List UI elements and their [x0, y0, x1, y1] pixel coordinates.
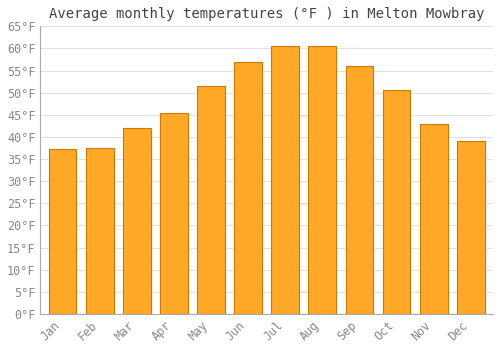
Bar [160, 113, 188, 314]
Bar [197, 86, 225, 314]
Bar [86, 148, 114, 314]
Bar [48, 149, 76, 314]
Bar [308, 46, 336, 314]
Bar [272, 46, 299, 314]
Bar [346, 66, 374, 314]
Bar [420, 124, 448, 314]
Bar [123, 128, 150, 314]
Bar [234, 62, 262, 314]
Title: Average monthly temperatures (°F ) in Melton Mowbray: Average monthly temperatures (°F ) in Me… [49, 7, 484, 21]
Bar [382, 90, 410, 314]
Bar [457, 141, 484, 314]
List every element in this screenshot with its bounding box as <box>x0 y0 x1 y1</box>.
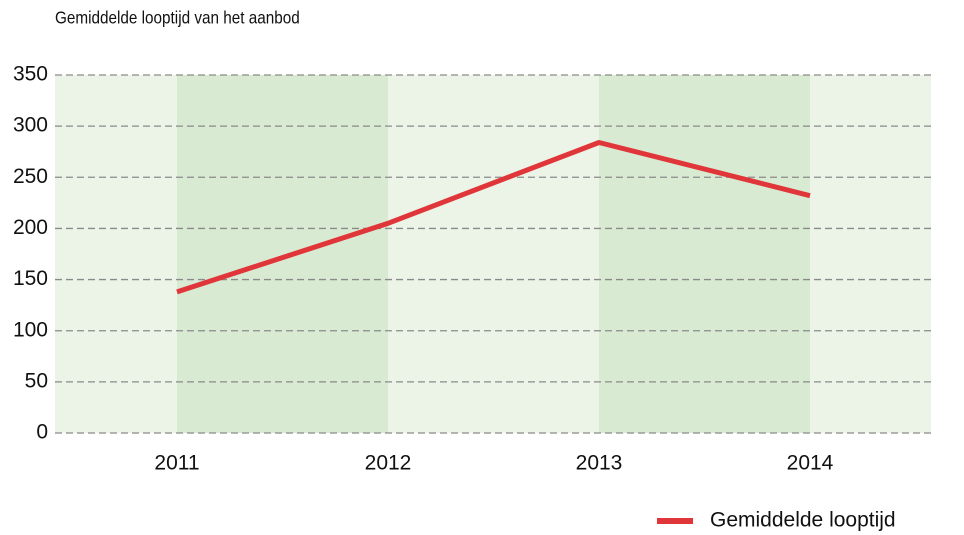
y-tick-label: 100 <box>13 318 48 341</box>
line <box>176 140 811 295</box>
y-tick-label: 50 <box>25 369 48 392</box>
y-tick-label: 350 <box>13 63 48 86</box>
x-tick-label: 2013 <box>576 452 623 475</box>
y-tick-label: 150 <box>13 267 48 290</box>
y-tick-label: 200 <box>13 216 48 239</box>
band <box>599 75 810 433</box>
x-tick-label: 2014 <box>787 452 834 475</box>
band <box>177 75 388 433</box>
y-tick-label: 300 <box>13 114 48 137</box>
x-tick-label: 2012 <box>365 452 412 475</box>
chart-title: Gemiddelde looptijd van het aanbod <box>55 8 300 28</box>
x-tick-label: 2011 <box>154 452 199 475</box>
legend-label: Gemiddelde looptijd <box>710 509 896 532</box>
y-tick-label: 0 <box>36 421 48 444</box>
y-tick-label: 250 <box>13 165 48 188</box>
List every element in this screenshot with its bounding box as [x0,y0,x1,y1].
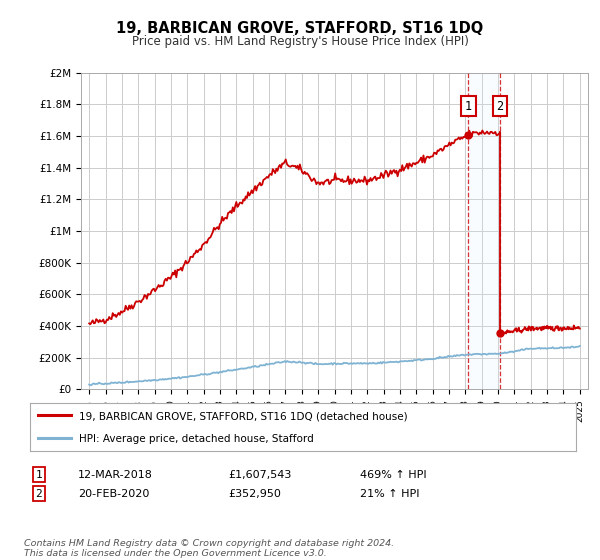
Text: £352,950: £352,950 [228,489,281,499]
Text: 20-FEB-2020: 20-FEB-2020 [78,489,149,499]
Text: 19, BARBICAN GROVE, STAFFORD, ST16 1DQ (detached house): 19, BARBICAN GROVE, STAFFORD, ST16 1DQ (… [79,411,408,421]
Text: 19, BARBICAN GROVE, STAFFORD, ST16 1DQ: 19, BARBICAN GROVE, STAFFORD, ST16 1DQ [116,21,484,36]
Text: Contains HM Land Registry data © Crown copyright and database right 2024.
This d: Contains HM Land Registry data © Crown c… [24,539,394,558]
Text: 2: 2 [496,100,503,113]
Text: 21% ↑ HPI: 21% ↑ HPI [360,489,419,499]
Text: Price paid vs. HM Land Registry's House Price Index (HPI): Price paid vs. HM Land Registry's House … [131,35,469,48]
Text: 1: 1 [465,100,472,113]
Text: 2: 2 [35,489,43,499]
Text: HPI: Average price, detached house, Stafford: HPI: Average price, detached house, Staf… [79,434,314,444]
Text: 469% ↑ HPI: 469% ↑ HPI [360,470,427,480]
Text: 1: 1 [35,470,43,480]
Text: £1,607,543: £1,607,543 [228,470,292,480]
Text: 12-MAR-2018: 12-MAR-2018 [78,470,153,480]
Bar [469,73,500,389]
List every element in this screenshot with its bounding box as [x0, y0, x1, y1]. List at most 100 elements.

- Exercise goal -
Copy out the lines above word for word, from the first one through the line holding "y0 x1 y1</box>.", inclusive. Leave the pictures out.

- Written reply -
List UI elements and their [x0, y0, x1, y1] pixel coordinates.
Bar [160, 113, 188, 314]
Bar [197, 86, 225, 314]
Bar [86, 148, 114, 314]
Bar [48, 149, 76, 314]
Bar [308, 46, 336, 314]
Bar [272, 46, 299, 314]
Bar [346, 66, 374, 314]
Bar [420, 124, 448, 314]
Bar [123, 128, 150, 314]
Bar [234, 62, 262, 314]
Title: Average monthly temperatures (°F ) in Melton Mowbray: Average monthly temperatures (°F ) in Me… [49, 7, 484, 21]
Bar [382, 90, 410, 314]
Bar [457, 141, 484, 314]
List every element in this screenshot with its bounding box as <box>x0 y0 x1 y1</box>.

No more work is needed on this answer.